» PROBLEM STATEMENT
Copy every entry exactly as given, minus the images.

———

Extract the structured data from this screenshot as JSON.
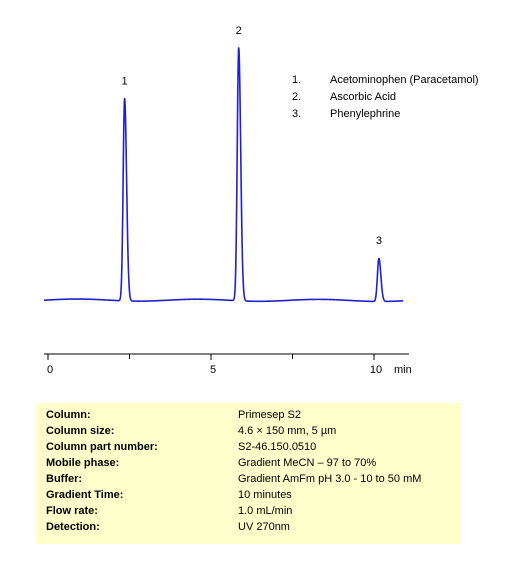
{
  "chart_data": {
    "type": "line",
    "xlabel": "min",
    "xlim": [
      0,
      11
    ],
    "x_ticks": [
      {
        "value": 0,
        "label": "0"
      },
      {
        "value": 5,
        "label": "5"
      },
      {
        "value": 10,
        "label": "10"
      }
    ],
    "x_minor_ticks": [
      2.5,
      7.5
    ],
    "series_color": "#1f1fd6",
    "baseline": 0,
    "peaks": [
      {
        "label": "1",
        "rt": 2.35,
        "height": 0.8
      },
      {
        "label": "2",
        "rt": 5.85,
        "height": 1.0
      },
      {
        "label": "3",
        "rt": 10.15,
        "height": 0.17
      }
    ],
    "legend": [
      {
        "num": "1.",
        "name": "Acetominophen (Paracetamol)"
      },
      {
        "num": "2.",
        "name": "Ascorbic Acid"
      },
      {
        "num": "3.",
        "name": "Phenylephrine"
      }
    ]
  },
  "conditions": [
    {
      "label": "Column:",
      "value": "Primesep  S2"
    },
    {
      "label": "Column size:",
      "value": "4.6 × 150 mm,  5 µm"
    },
    {
      "label": "Column part number:",
      "value": "S2-46.150.0510"
    },
    {
      "label": "Mobile phase:",
      "value": "Gradient MeCN – 97 to 70%"
    },
    {
      "label": "Buffer:",
      "value": "Gradient AmFm  pH 3.0 - 10 to 50 mM"
    },
    {
      "label": "Gradient Time:",
      "value": "10 minutes"
    },
    {
      "label": "Flow rate:",
      "value": "1.0 mL/min"
    },
    {
      "label": "Detection:",
      "value": "UV 270nm"
    }
  ],
  "colors": {
    "panel_background": "#ffffcc",
    "trace": "#1f1fd6"
  }
}
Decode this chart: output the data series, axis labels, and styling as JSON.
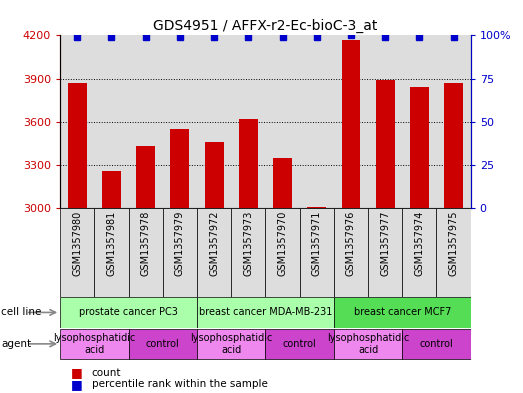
{
  "title": "GDS4951 / AFFX-r2-Ec-bioC-3_at",
  "samples": [
    "GSM1357980",
    "GSM1357981",
    "GSM1357978",
    "GSM1357979",
    "GSM1357972",
    "GSM1357973",
    "GSM1357970",
    "GSM1357971",
    "GSM1357976",
    "GSM1357977",
    "GSM1357974",
    "GSM1357975"
  ],
  "counts": [
    3870,
    3260,
    3430,
    3550,
    3460,
    3620,
    3350,
    3010,
    4170,
    3890,
    3840,
    3870
  ],
  "percentiles": [
    99,
    99,
    99,
    99,
    99,
    99,
    99,
    99,
    100,
    99,
    99,
    99
  ],
  "ylim_left": [
    3000,
    4200
  ],
  "ylim_right": [
    0,
    100
  ],
  "yticks_left": [
    3000,
    3300,
    3600,
    3900,
    4200
  ],
  "yticks_right": [
    0,
    25,
    50,
    75,
    100
  ],
  "bar_color": "#cc0000",
  "dot_color": "#0000cc",
  "bg_color": "#dddddd",
  "cell_lines": [
    {
      "label": "prostate cancer PC3",
      "start": 0,
      "end": 4,
      "color": "#aaffaa"
    },
    {
      "label": "breast cancer MDA-MB-231",
      "start": 4,
      "end": 8,
      "color": "#aaffaa"
    },
    {
      "label": "breast cancer MCF7",
      "start": 8,
      "end": 12,
      "color": "#55dd55"
    }
  ],
  "agents": [
    {
      "label": "lysophosphatidic\nacid",
      "start": 0,
      "end": 2,
      "color": "#ee88ee"
    },
    {
      "label": "control",
      "start": 2,
      "end": 4,
      "color": "#cc44cc"
    },
    {
      "label": "lysophosphatidic\nacid",
      "start": 4,
      "end": 6,
      "color": "#ee88ee"
    },
    {
      "label": "control",
      "start": 6,
      "end": 8,
      "color": "#cc44cc"
    },
    {
      "label": "lysophosphatidic\nacid",
      "start": 8,
      "end": 10,
      "color": "#ee88ee"
    },
    {
      "label": "control",
      "start": 10,
      "end": 12,
      "color": "#cc44cc"
    }
  ],
  "title_fontsize": 10,
  "tick_fontsize": 7,
  "sample_label_fontsize": 7,
  "row_label_fontsize": 7.5,
  "cell_fontsize": 7,
  "agent_fontsize": 7,
  "legend_fontsize": 7.5
}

———

» SOLUTION TO THIS EXERCISE
Extract the structured data from this screenshot as JSON.
{
  "chart_data": {
    "type": "line",
    "xlabel": "min",
    "xlim": [
      0,
      11
    ],
    "x_ticks": [
      {
        "value": 0,
        "label": "0"
      },
      {
        "value": 5,
        "label": "5"
      },
      {
        "value": 10,
        "label": "10"
      }
    ],
    "x_minor_ticks": [
      2.5,
      7.5
    ],
    "series_color": "#1f1fd6",
    "baseline": 0,
    "peaks": [
      {
        "label": "1",
        "rt": 2.35,
        "height": 0.8
      },
      {
        "label": "2",
        "rt": 5.85,
        "height": 1.0
      },
      {
        "label": "3",
        "rt": 10.15,
        "height": 0.17
      }
    ],
    "legend": [
      {
        "num": "1.",
        "name": "Acetominophen (Paracetamol)"
      },
      {
        "num": "2.",
        "name": "Ascorbic Acid"
      },
      {
        "num": "3.",
        "name": "Phenylephrine"
      }
    ]
  },
  "conditions": [
    {
      "label": "Column:",
      "value": "Primesep  S2"
    },
    {
      "label": "Column size:",
      "value": "4.6 × 150 mm,  5 µm"
    },
    {
      "label": "Column part number:",
      "value": "S2-46.150.0510"
    },
    {
      "label": "Mobile phase:",
      "value": "Gradient MeCN – 97 to 70%"
    },
    {
      "label": "Buffer:",
      "value": "Gradient AmFm  pH 3.0 - 10 to 50 mM"
    },
    {
      "label": "Gradient Time:",
      "value": "10 minutes"
    },
    {
      "label": "Flow rate:",
      "value": "1.0 mL/min"
    },
    {
      "label": "Detection:",
      "value": "UV 270nm"
    }
  ],
  "colors": {
    "panel_background": "#ffffcc",
    "trace": "#1f1fd6"
  }
}
Decode this chart: output the data series, axis labels, and styling as JSON.
{
  "title": "GDS4951 / AFFX-r2-Ec-bioC-3_at",
  "samples": [
    "GSM1357980",
    "GSM1357981",
    "GSM1357978",
    "GSM1357979",
    "GSM1357972",
    "GSM1357973",
    "GSM1357970",
    "GSM1357971",
    "GSM1357976",
    "GSM1357977",
    "GSM1357974",
    "GSM1357975"
  ],
  "counts": [
    3870,
    3260,
    3430,
    3550,
    3460,
    3620,
    3350,
    3010,
    4170,
    3890,
    3840,
    3870
  ],
  "percentiles": [
    99,
    99,
    99,
    99,
    99,
    99,
    99,
    99,
    100,
    99,
    99,
    99
  ],
  "ylim_left": [
    3000,
    4200
  ],
  "ylim_right": [
    0,
    100
  ],
  "yticks_left": [
    3000,
    3300,
    3600,
    3900,
    4200
  ],
  "yticks_right": [
    0,
    25,
    50,
    75,
    100
  ],
  "bar_color": "#cc0000",
  "dot_color": "#0000cc",
  "bg_color": "#dddddd",
  "cell_lines": [
    {
      "label": "prostate cancer PC3",
      "start": 0,
      "end": 4,
      "color": "#aaffaa"
    },
    {
      "label": "breast cancer MDA-MB-231",
      "start": 4,
      "end": 8,
      "color": "#aaffaa"
    },
    {
      "label": "breast cancer MCF7",
      "start": 8,
      "end": 12,
      "color": "#55dd55"
    }
  ],
  "agents": [
    {
      "label": "lysophosphatidic\nacid",
      "start": 0,
      "end": 2,
      "color": "#ee88ee"
    },
    {
      "label": "control",
      "start": 2,
      "end": 4,
      "color": "#cc44cc"
    },
    {
      "label": "lysophosphatidic\nacid",
      "start": 4,
      "end": 6,
      "color": "#ee88ee"
    },
    {
      "label": "control",
      "start": 6,
      "end": 8,
      "color": "#cc44cc"
    },
    {
      "label": "lysophosphatidic\nacid",
      "start": 8,
      "end": 10,
      "color": "#ee88ee"
    },
    {
      "label": "control",
      "start": 10,
      "end": 12,
      "color": "#cc44cc"
    }
  ],
  "title_fontsize": 10,
  "tick_fontsize": 7,
  "sample_label_fontsize": 7,
  "row_label_fontsize": 7.5,
  "cell_fontsize": 7,
  "agent_fontsize": 7,
  "legend_fontsize": 7.5
}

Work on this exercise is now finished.